▸ **Problem statement**:
Quote the listing in full, exactly as given, minus any pictures.

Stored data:
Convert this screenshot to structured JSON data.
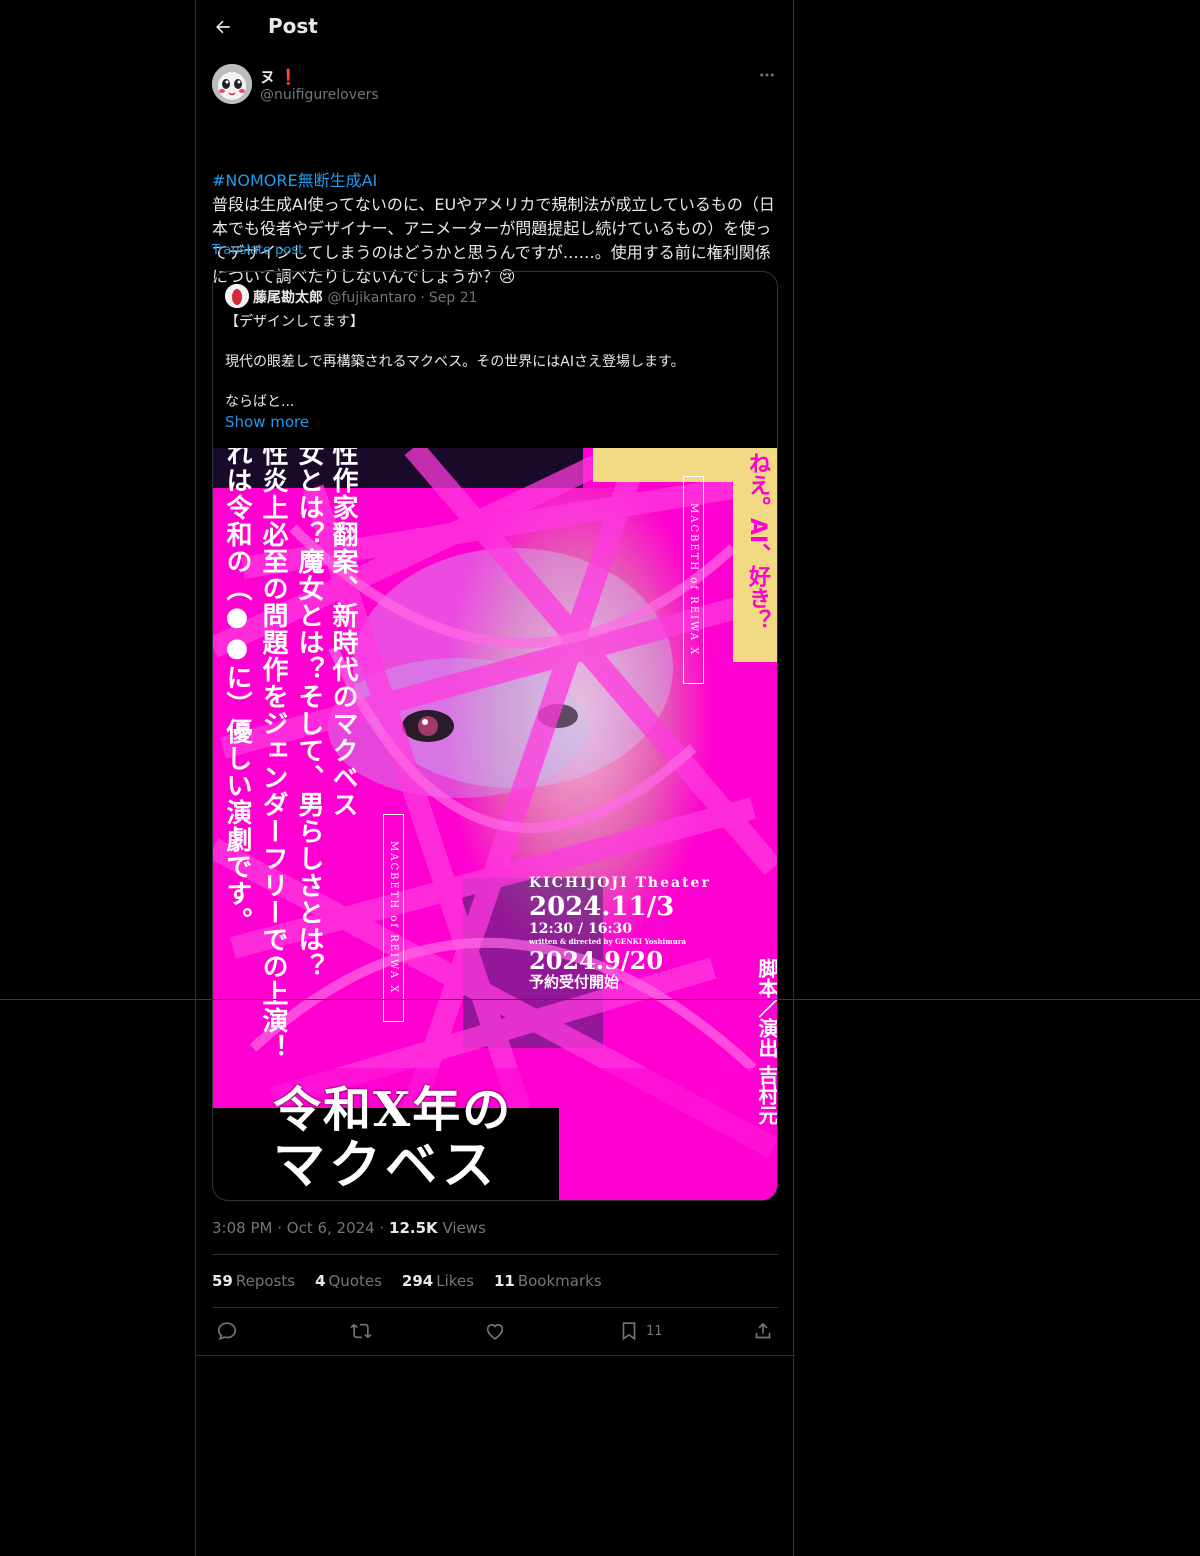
{
  "header": {
    "title": "Post"
  },
  "post": {
    "author_name": "ヌ",
    "author_badge": "❗",
    "author_handle": "@nuifigurelovers",
    "hashtag": "#NOMORE無断生成AI",
    "body": "普段は生成AI使ってないのに、EUやアメリカで規制法が成立しているもの（日本でも役者やデザイナー、アニメーターが問題提起し続けているもの）を使ってデザインしてしまうのはどうかと思うんですが……。使用する前に権利関係について調べたりしないんでしょうか？",
    "emoji": "😢",
    "translate_label": "Translate post",
    "time": "3:08 PM",
    "date": "Oct 6, 2024",
    "views_count": "12.5K",
    "views_label": "Views"
  },
  "quote": {
    "name": "藤尾勘太郎",
    "handle": "@fujikantaro",
    "date": "Sep 21",
    "line1": "【デザインしてます】",
    "line2": "現代の眼差しで再構築されるマクベス。その世界にはAIさえ登場します。",
    "line3": "ならばと...",
    "show_more": "Show more"
  },
  "poster": {
    "title_line1": "令和X年の",
    "title_line2": "マクベス",
    "vertical_col1": "性作家翻案、新時代のマクベス",
    "vertical_col2": "女とは？魔女とは？そして、男らしさとは？",
    "vertical_col3": "性炎上必至の問題作をジェンダーフリーでの上演！",
    "vertical_col4": "れは令和の（●●に）優しい演劇です。",
    "ai_text": "ねえ。AI、好き？",
    "macbeth_label": "MACBETH of REIWA X",
    "theater": "KICHIJOJI Theater",
    "date1": "2024.11/3",
    "times": "12:30 / 16:30",
    "credits": "written & directed by GENKI Yoshimura",
    "date2": "2024.9/20",
    "reservation": "予約受付開始",
    "side_credit": "脚本／演出 吉村元"
  },
  "stats": {
    "reposts": "59",
    "reposts_label": "Reposts",
    "quotes": "4",
    "quotes_label": "Quotes",
    "likes": "294",
    "likes_label": "Likes",
    "bookmarks": "11",
    "bookmarks_label": "Bookmarks"
  },
  "actions": {
    "bookmark_count": "11"
  },
  "colors": {
    "accent": "#1d9bf0",
    "poster_pink": "#ff00d0",
    "poster_yellow": "#f2d983"
  }
}
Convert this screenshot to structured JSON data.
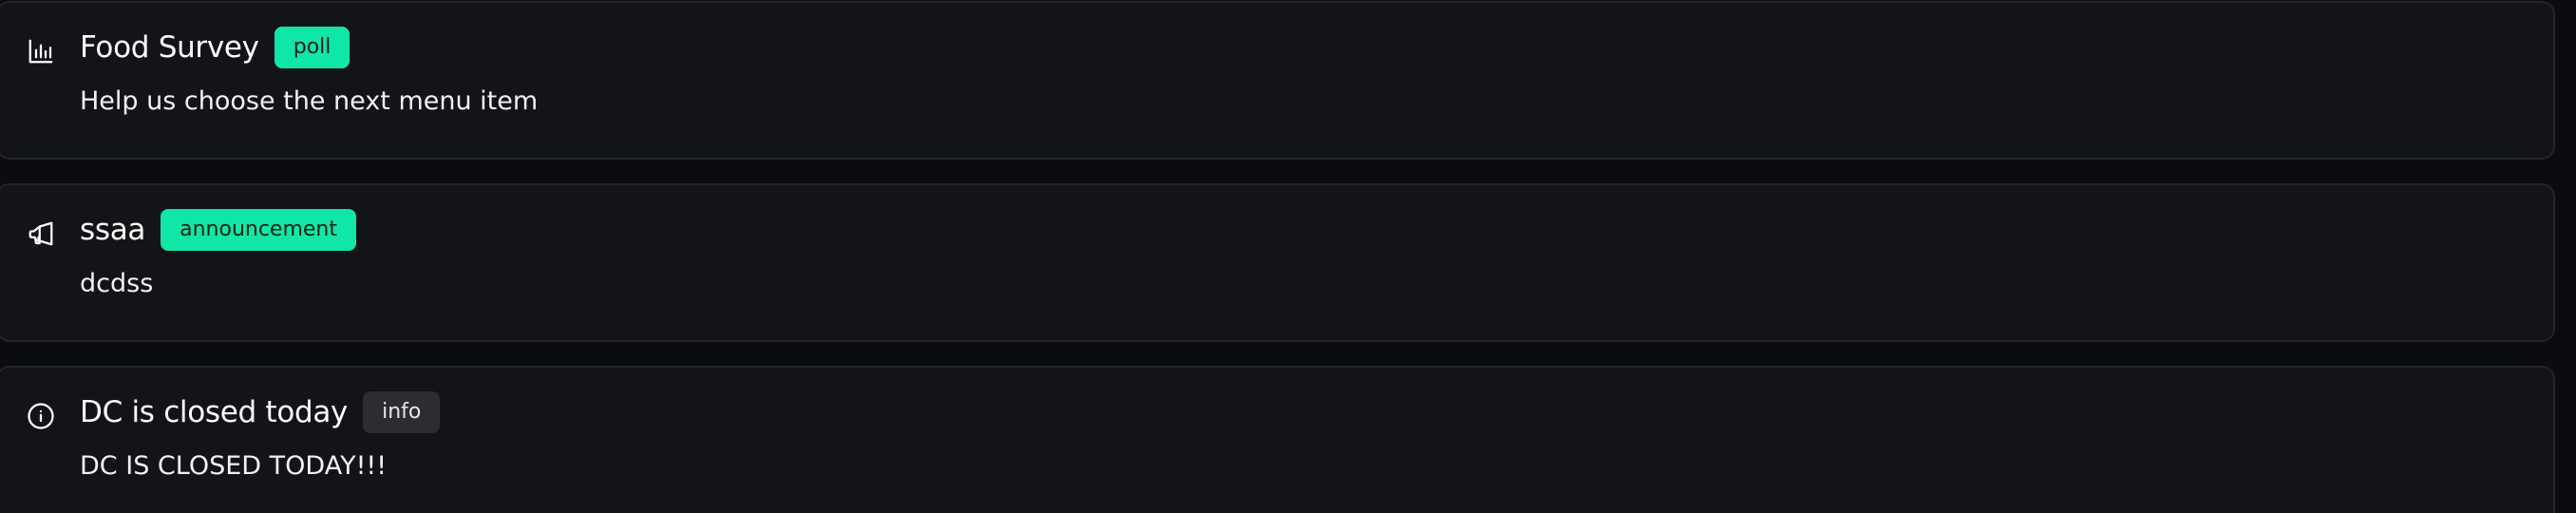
{
  "colors": {
    "background": "#0b0c0f",
    "card": "#131418",
    "card_border": "#23252b",
    "accent_badge": "#10e7a7",
    "neutral_badge": "#2c2d33"
  },
  "posts": [
    {
      "icon": "bar-chart-icon",
      "title": "Food Survey",
      "badge": "poll",
      "body": "Help us choose the next menu item"
    },
    {
      "icon": "megaphone-icon",
      "title": "ssaa",
      "badge": "announcement",
      "body": "dcdss"
    },
    {
      "icon": "info-icon",
      "title": "DC is closed today",
      "badge": "info",
      "body": "DC IS CLOSED TODAY!!!"
    }
  ]
}
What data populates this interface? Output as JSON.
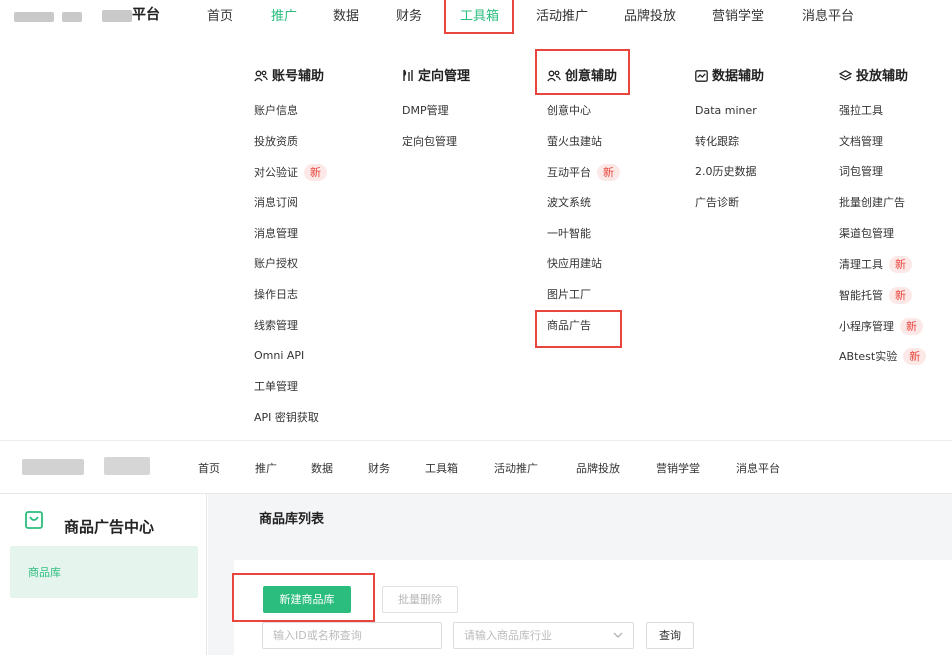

▸ **Response**:
Convert this screenshot to structured JSON data.
{
  "header": {
    "title": "Post"
  },
  "post": {
    "author_name": "ヌ",
    "author_badge": "❗",
    "author_handle": "@nuifigurelovers",
    "hashtag": "#NOMORE無断生成AI",
    "body": "普段は生成AI使ってないのに、EUやアメリカで規制法が成立しているもの（日本でも役者やデザイナー、アニメーターが問題提起し続けているもの）を使ってデザインしてしまうのはどうかと思うんですが……。使用する前に権利関係について調べたりしないんでしょうか？",
    "emoji": "😢",
    "translate_label": "Translate post",
    "time": "3:08 PM",
    "date": "Oct 6, 2024",
    "views_count": "12.5K",
    "views_label": "Views"
  },
  "quote": {
    "name": "藤尾勘太郎",
    "handle": "@fujikantaro",
    "date": "Sep 21",
    "line1": "【デザインしてます】",
    "line2": "現代の眼差しで再構築されるマクベス。その世界にはAIさえ登場します。",
    "line3": "ならばと...",
    "show_more": "Show more"
  },
  "poster": {
    "title_line1": "令和X年の",
    "title_line2": "マクベス",
    "vertical_col1": "性作家翻案、新時代のマクベス",
    "vertical_col2": "女とは？魔女とは？そして、男らしさとは？",
    "vertical_col3": "性炎上必至の問題作をジェンダーフリーでの上演！",
    "vertical_col4": "れは令和の（●●に）優しい演劇です。",
    "ai_text": "ねえ。AI、好き？",
    "macbeth_label": "MACBETH of REIWA X",
    "theater": "KICHIJOJI Theater",
    "date1": "2024.11/3",
    "times": "12:30 / 16:30",
    "credits": "written & directed by GENKI Yoshimura",
    "date2": "2024.9/20",
    "reservation": "予約受付開始",
    "side_credit": "脚本／演出 吉村元"
  },
  "stats": {
    "reposts": "59",
    "reposts_label": "Reposts",
    "quotes": "4",
    "quotes_label": "Quotes",
    "likes": "294",
    "likes_label": "Likes",
    "bookmarks": "11",
    "bookmarks_label": "Bookmarks"
  },
  "actions": {
    "bookmark_count": "11"
  },
  "colors": {
    "accent": "#1d9bf0",
    "poster_pink": "#ff00d0",
    "poster_yellow": "#f2d983"
  }
}
Convert this screenshot to structured JSON data.
{
  "colors": {
    "background": "#0b0c0f",
    "card": "#131418",
    "card_border": "#23252b",
    "accent_badge": "#10e7a7",
    "neutral_badge": "#2c2d33"
  },
  "posts": [
    {
      "icon": "bar-chart-icon",
      "title": "Food Survey",
      "badge": "poll",
      "body": "Help us choose the next menu item"
    },
    {
      "icon": "megaphone-icon",
      "title": "ssaa",
      "badge": "announcement",
      "body": "dcdss"
    },
    {
      "icon": "info-icon",
      "title": "DC is closed today",
      "badge": "info",
      "body": "DC IS CLOSED TODAY!!!"
    }
  ]
}
What data populates this interface? Output as JSON.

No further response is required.